Exercise
Transcribe the entries below exactly; leave every image out.

Data provided
■ ■ ■ ■

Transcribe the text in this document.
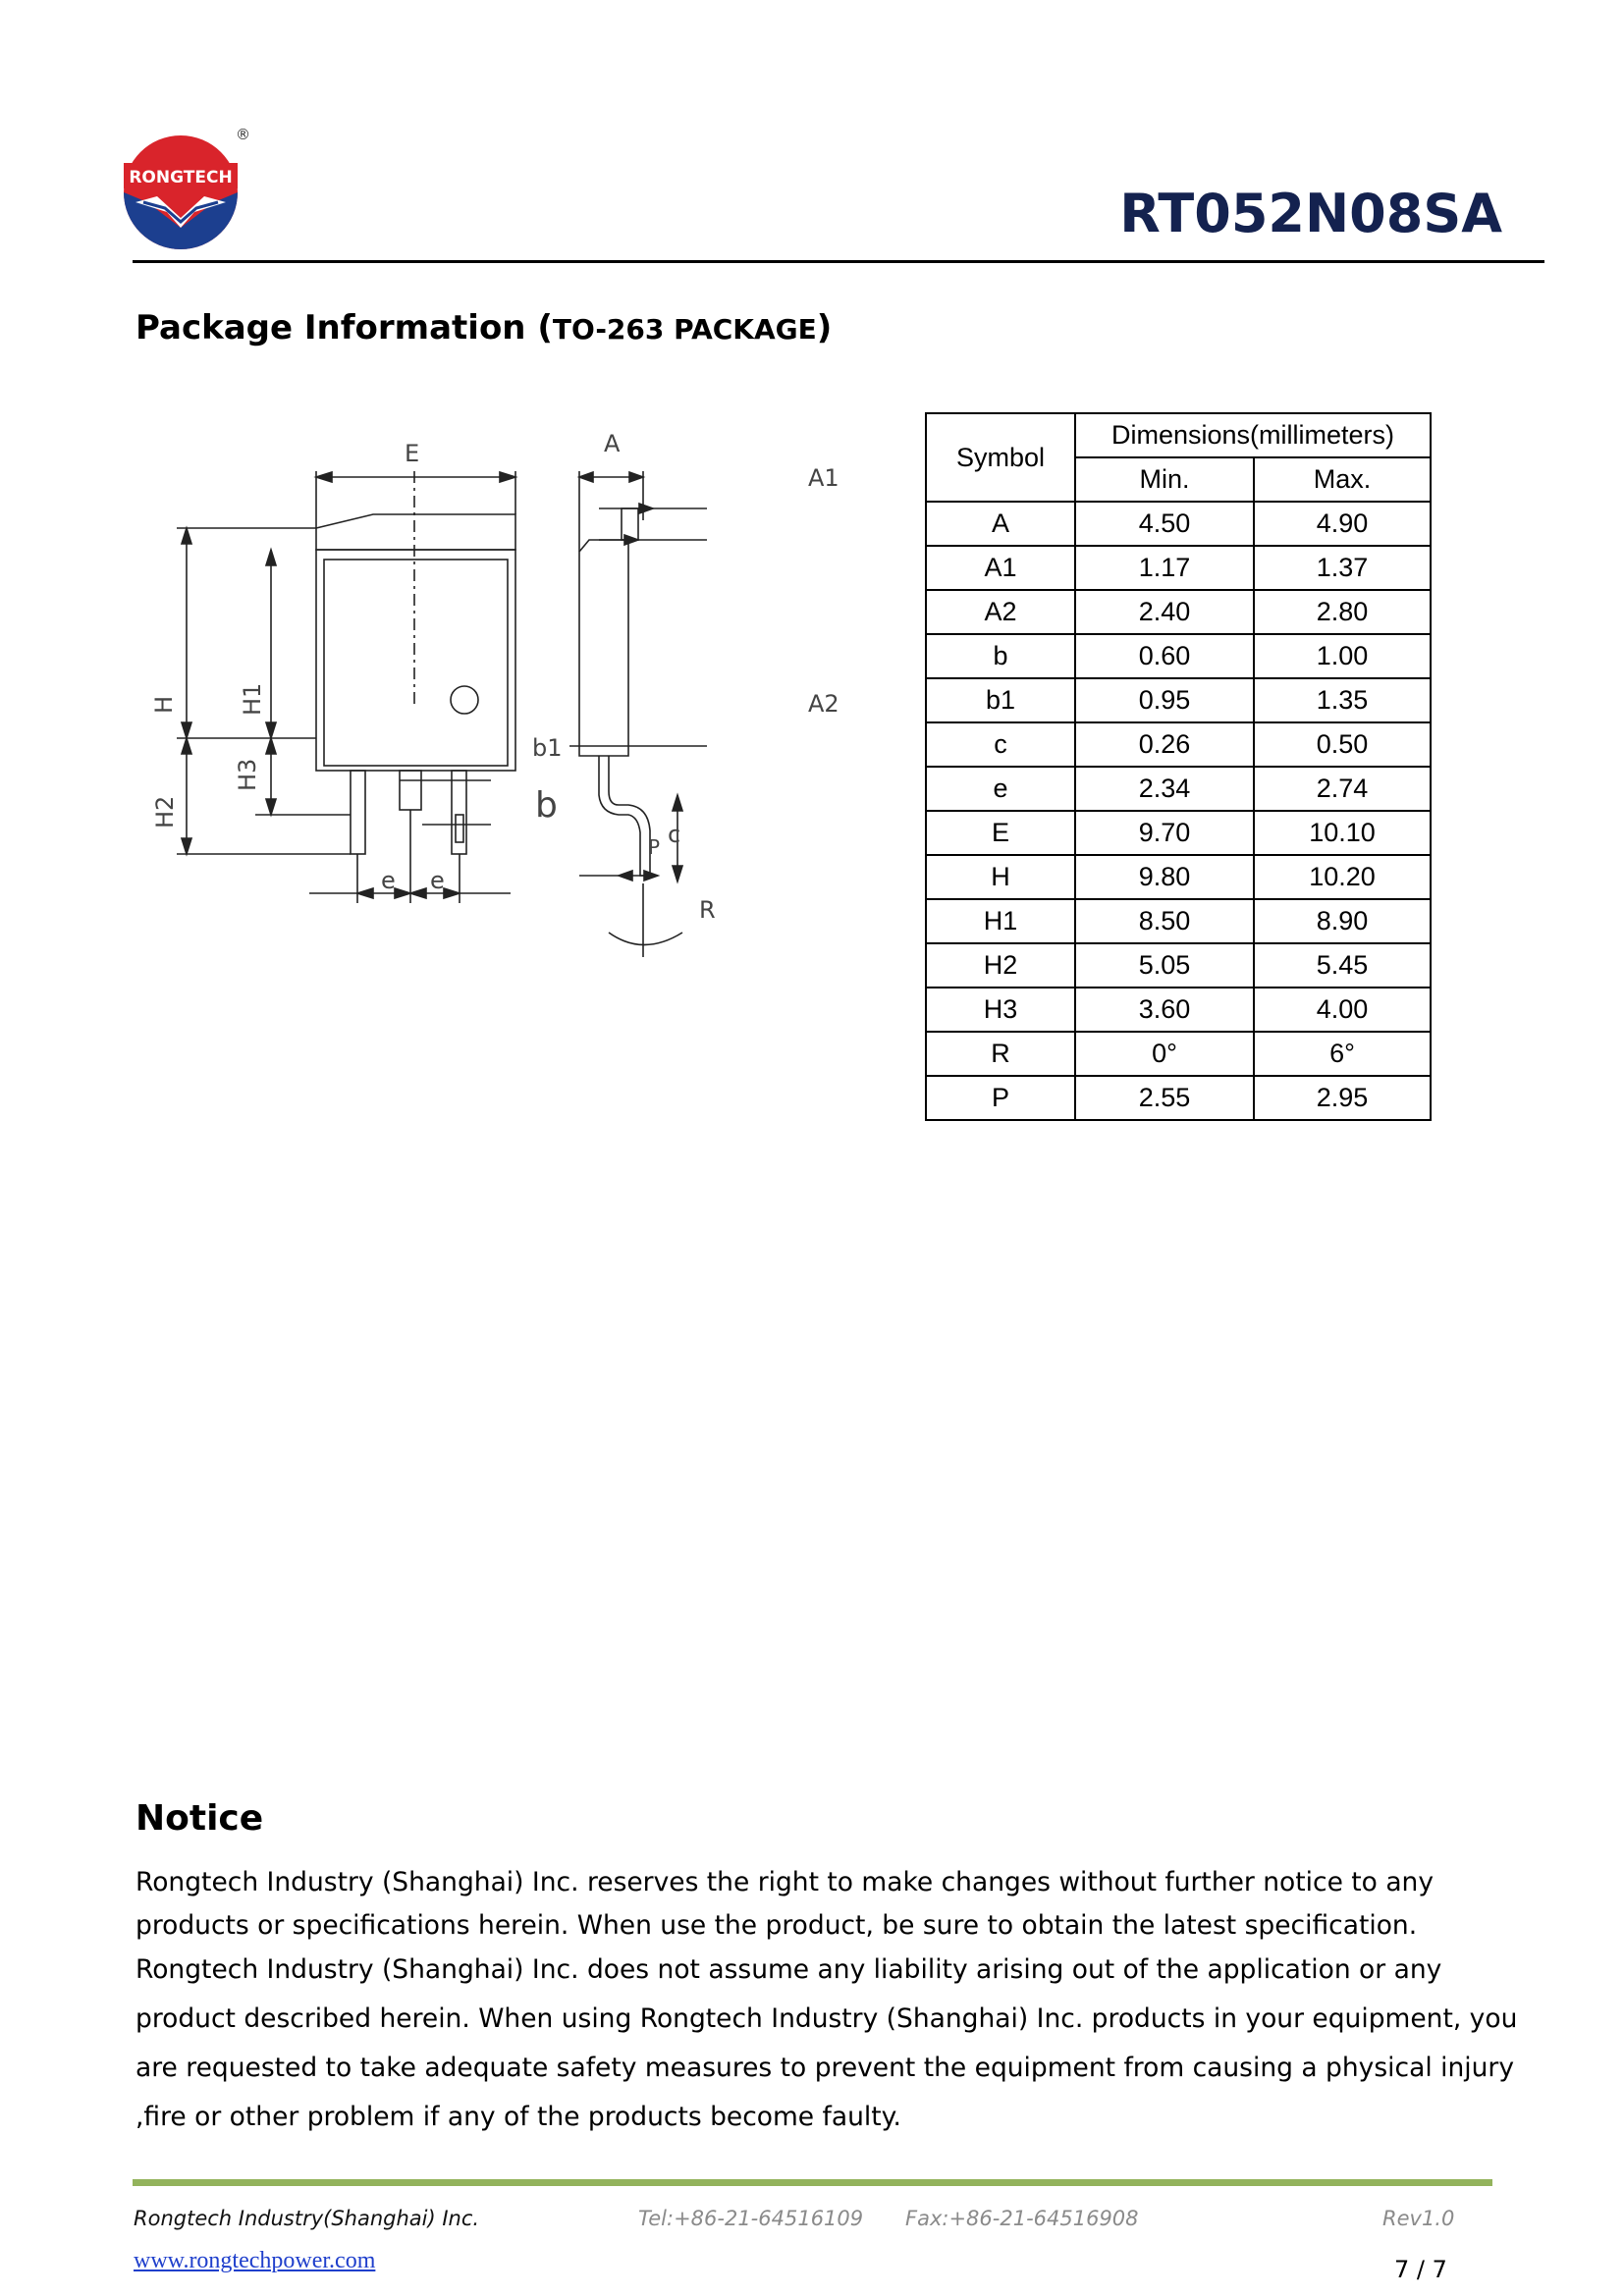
RONGTECH
®
RT052N08SA
Package Information (TO-263 PACKAGE)
E
H	H1
H2
H3
b1
b
e e
A
A1
A2
P c
R
Symbol	Dimensions(millimeters)	
	Min.	Max.
A	4.50	4.90
A1	1.17	1.37
A2	2.40	2.80
b	0.60	1.00
b1	0.95	1.35
c	0.26	0.50
e	2.34	2.74
E	9.70	10.10
H	9.80	10.20
H1	8.50	8.90
H2	5.05	5.45
H3	3.60	4.00
R	0°	6°
P	2.55	2.95
Notice

Rongtech Industry (Shanghai) Inc. reserves the right to make changes without further notice to any products or specifications herein. When use the product, be sure to obtain the latest specification.

Rongtech Industry (Shanghai) Inc. does not assume any liability arising out of the application or any product described herein. When using Rongtech Industry (Shanghai) Inc. products in your equipment, you are requested to take adequate safety measures to prevent the equipment from causing a physical injury ,fire or other problem if any of the products become faulty.

Rongtech Industry(Shanghai) Inc.	Tel:+86-21-64516109 Fax:+86-21-64516908	Rev1.0
www.rongtechpower.com	7 / 7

■ ■ ■ ■

Output of the exercise
Transcribe the text in this document.
RONGTECH
®
RT052N08SA
Package Information (TO-263 PACKAGE)
E
H	H1
H2
H3
b1
b
e e
A
A1
A2
P c
R
Symbol	Dimensions(millimeters)	
	Min.	Max.
A	4.50	4.90
A1	1.17	1.37
A2	2.40	2.80
b	0.60	1.00
b1	0.95	1.35
c	0.26	0.50
e	2.34	2.74
E	9.70	10.10
H	9.80	10.20
H1	8.50	8.90
H2	5.05	5.45
H3	3.60	4.00
R	0°	6°
P	2.55	2.95
Notice

Rongtech Industry (Shanghai) Inc. reserves the right to make changes without further notice to any products or specifications herein. When use the product, be sure to obtain the latest specification.

Rongtech Industry (Shanghai) Inc. does not assume any liability arising out of the application or any product described herein. When using Rongtech Industry (Shanghai) Inc. products in your equipment, you are requested to take adequate safety measures to prevent the equipment from causing a physical injury ,fire or other problem if any of the products become faulty.

Rongtech Industry(Shanghai) Inc.	Tel:+86-21-64516109 Fax:+86-21-64516908	Rev1.0
www.rongtechpower.com	7 / 7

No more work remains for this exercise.